§ WHAT IS BEING ASKED
Pictures in the records should not be copied, but every other part must be repeated exactly.

▬▬▬▬▬▬▬▬▬▬

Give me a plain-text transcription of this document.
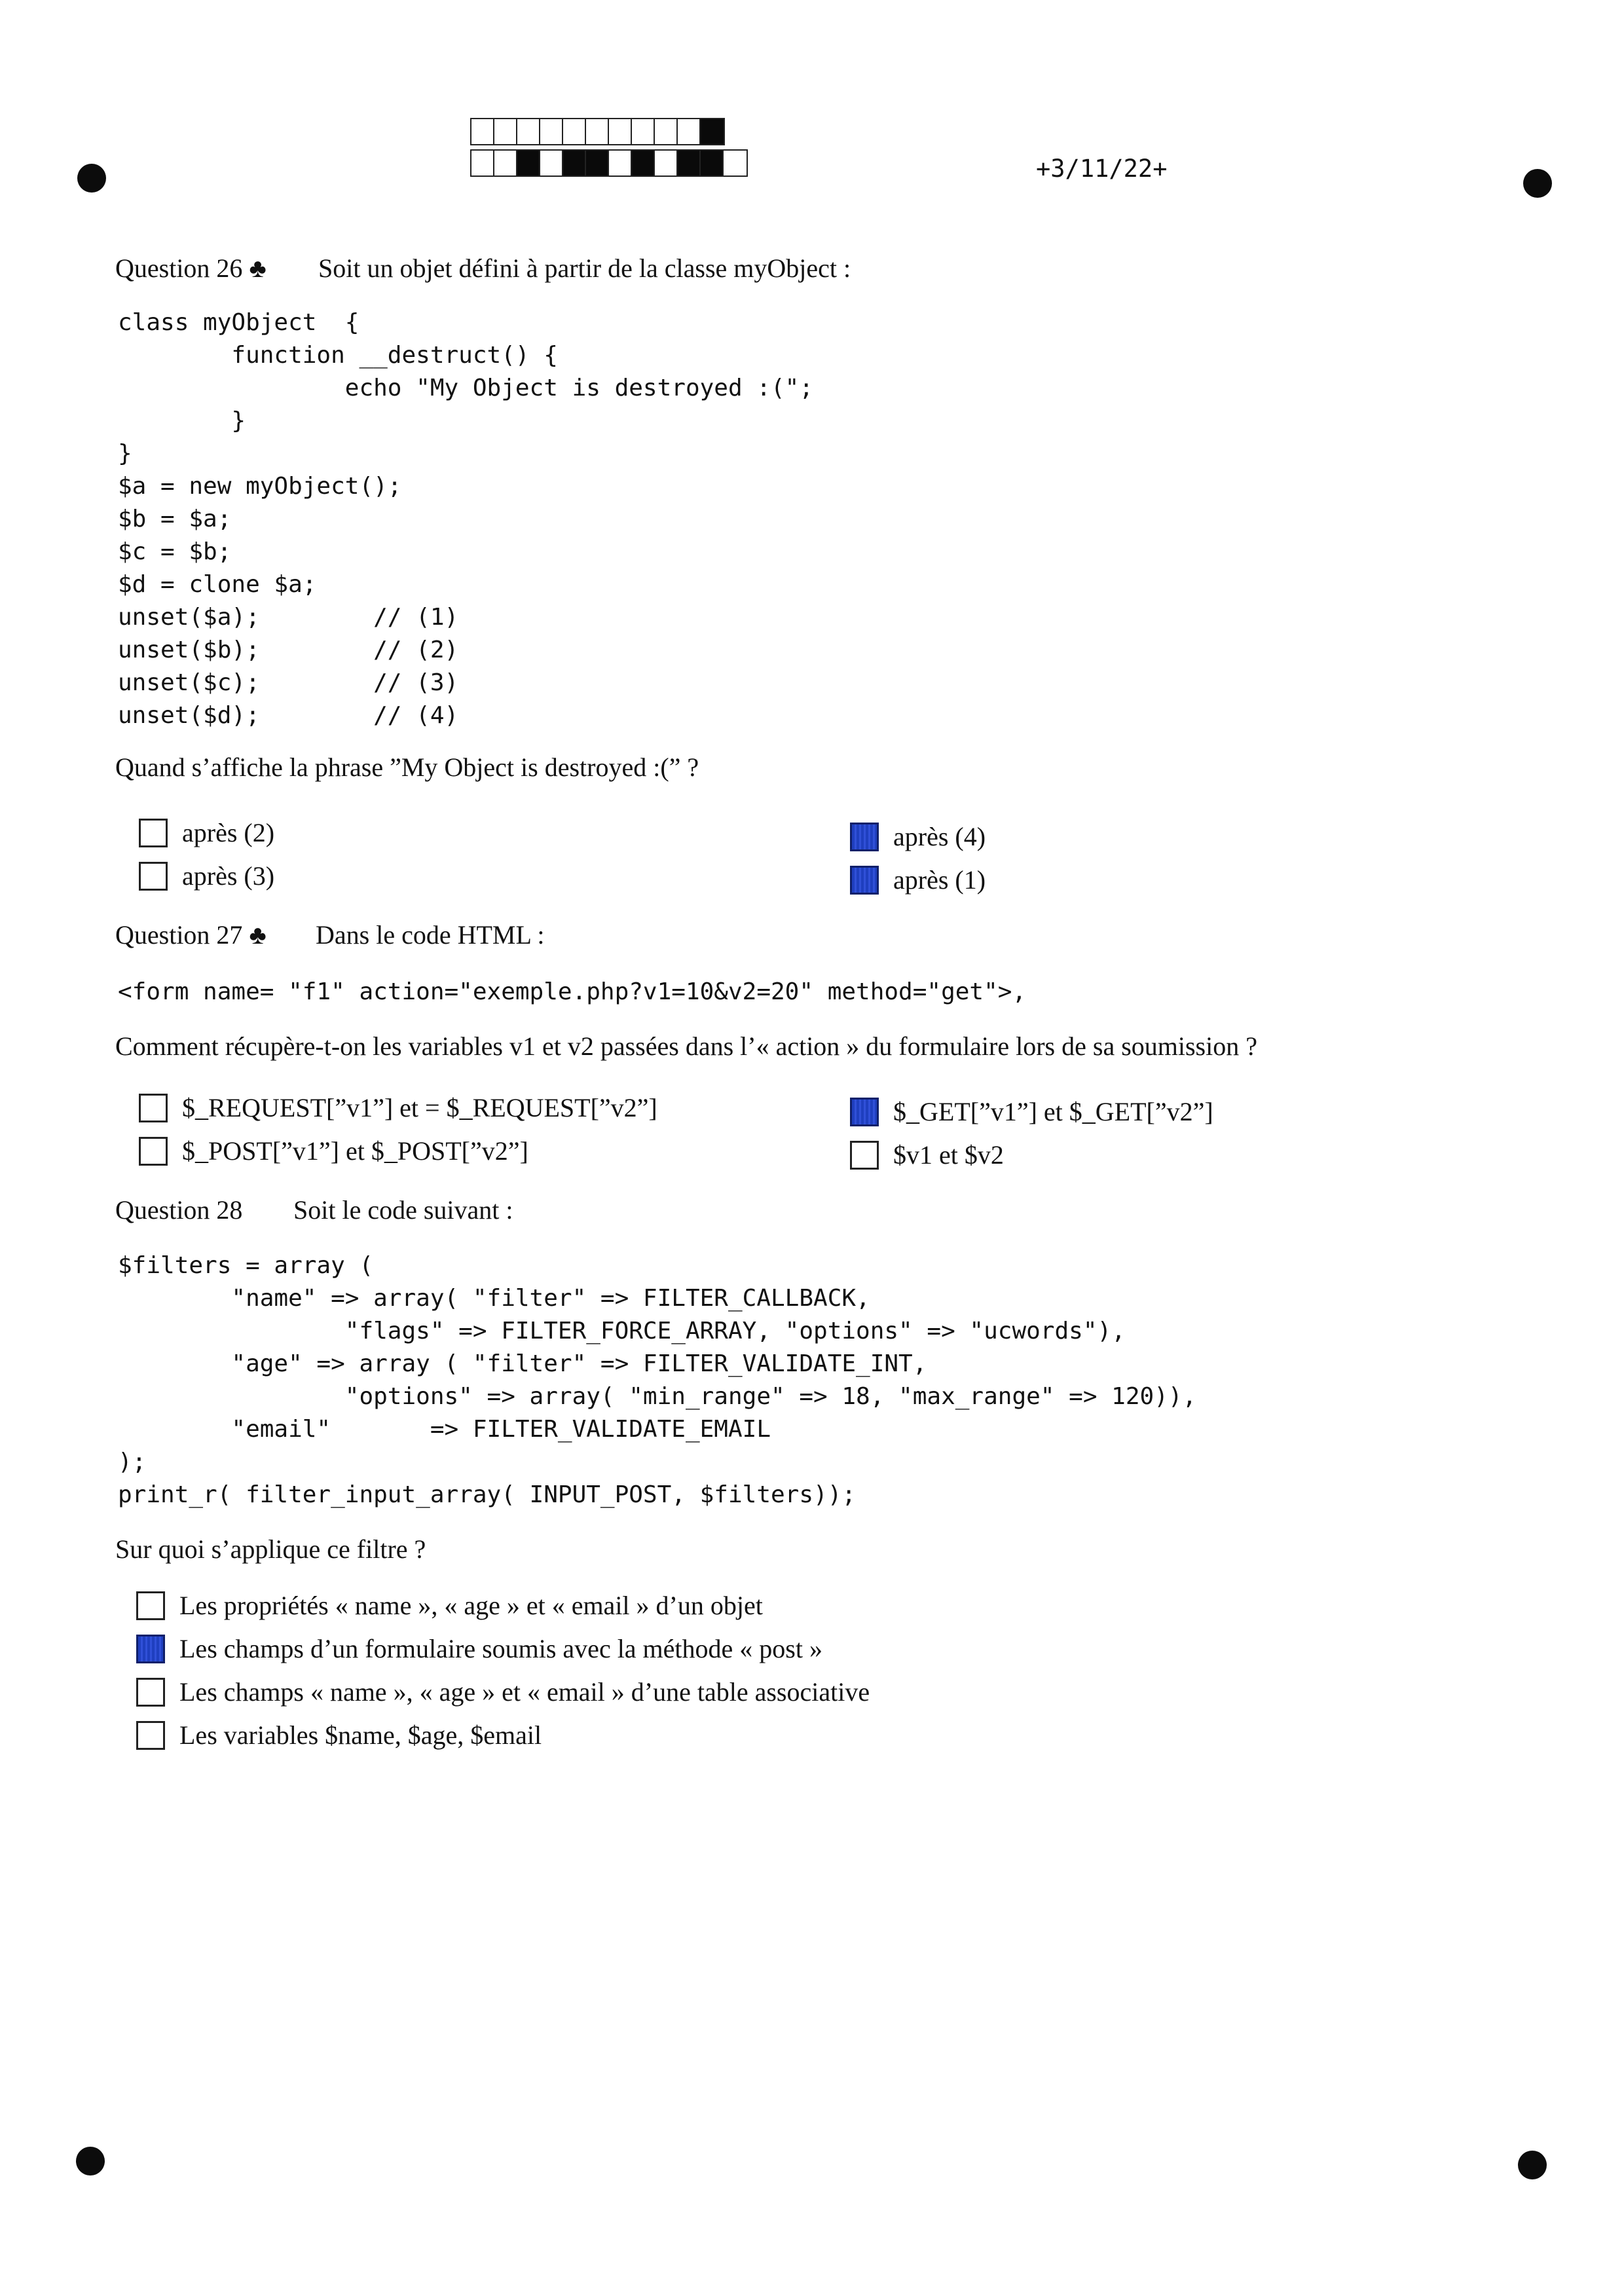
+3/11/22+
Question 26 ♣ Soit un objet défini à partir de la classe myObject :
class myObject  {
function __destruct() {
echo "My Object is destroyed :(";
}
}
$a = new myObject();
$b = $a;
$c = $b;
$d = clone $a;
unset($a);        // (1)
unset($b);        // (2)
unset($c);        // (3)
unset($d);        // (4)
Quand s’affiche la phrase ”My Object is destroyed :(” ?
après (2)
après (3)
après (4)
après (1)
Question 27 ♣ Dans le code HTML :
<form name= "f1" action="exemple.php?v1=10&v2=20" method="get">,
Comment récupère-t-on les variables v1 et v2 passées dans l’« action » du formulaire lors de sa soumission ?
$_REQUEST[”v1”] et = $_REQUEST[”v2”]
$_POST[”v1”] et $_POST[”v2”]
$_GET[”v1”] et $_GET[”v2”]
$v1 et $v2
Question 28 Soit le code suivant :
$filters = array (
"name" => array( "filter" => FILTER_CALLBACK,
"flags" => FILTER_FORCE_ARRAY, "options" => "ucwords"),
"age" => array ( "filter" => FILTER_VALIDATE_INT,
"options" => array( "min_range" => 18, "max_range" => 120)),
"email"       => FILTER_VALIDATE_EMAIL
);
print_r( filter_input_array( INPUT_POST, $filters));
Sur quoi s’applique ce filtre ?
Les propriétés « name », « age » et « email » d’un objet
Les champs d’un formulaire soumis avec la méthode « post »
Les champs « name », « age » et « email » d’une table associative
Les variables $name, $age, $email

▬▬▬▬▬▬▬▬▬▬

§ RESPONSE
Give me a plain-text transcription of this document.
+3/11/22+
Question 26 ♣ Soit un objet défini à partir de la classe myObject :
class myObject  {
function __destruct() {
echo "My Object is destroyed :(";
}
}
$a = new myObject();
$b = $a;
$c = $b;
$d = clone $a;
unset($a);        // (1)
unset($b);        // (2)
unset($c);        // (3)
unset($d);        // (4)
Quand s’affiche la phrase ”My Object is destroyed :(” ?
après (2)
après (3)
après (4)
après (1)
Question 27 ♣ Dans le code HTML :
<form name= "f1" action="exemple.php?v1=10&v2=20" method="get">,
Comment récupère-t-on les variables v1 et v2 passées dans l’« action » du formulaire lors de sa soumission ?
$_REQUEST[”v1”] et = $_REQUEST[”v2”]
$_POST[”v1”] et $_POST[”v2”]
$_GET[”v1”] et $_GET[”v2”]
$v1 et $v2
Question 28 Soit le code suivant :
$filters = array (
"name" => array( "filter" => FILTER_CALLBACK,
"flags" => FILTER_FORCE_ARRAY, "options" => "ucwords"),
"age" => array ( "filter" => FILTER_VALIDATE_INT,
"options" => array( "min_range" => 18, "max_range" => 120)),
"email"       => FILTER_VALIDATE_EMAIL
);
print_r( filter_input_array( INPUT_POST, $filters));
Sur quoi s’applique ce filtre ?
Les propriétés « name », « age » et « email » d’un objet
Les champs d’un formulaire soumis avec la méthode « post »
Les champs « name », « age » et « email » d’une table associative
Les variables $name, $age, $email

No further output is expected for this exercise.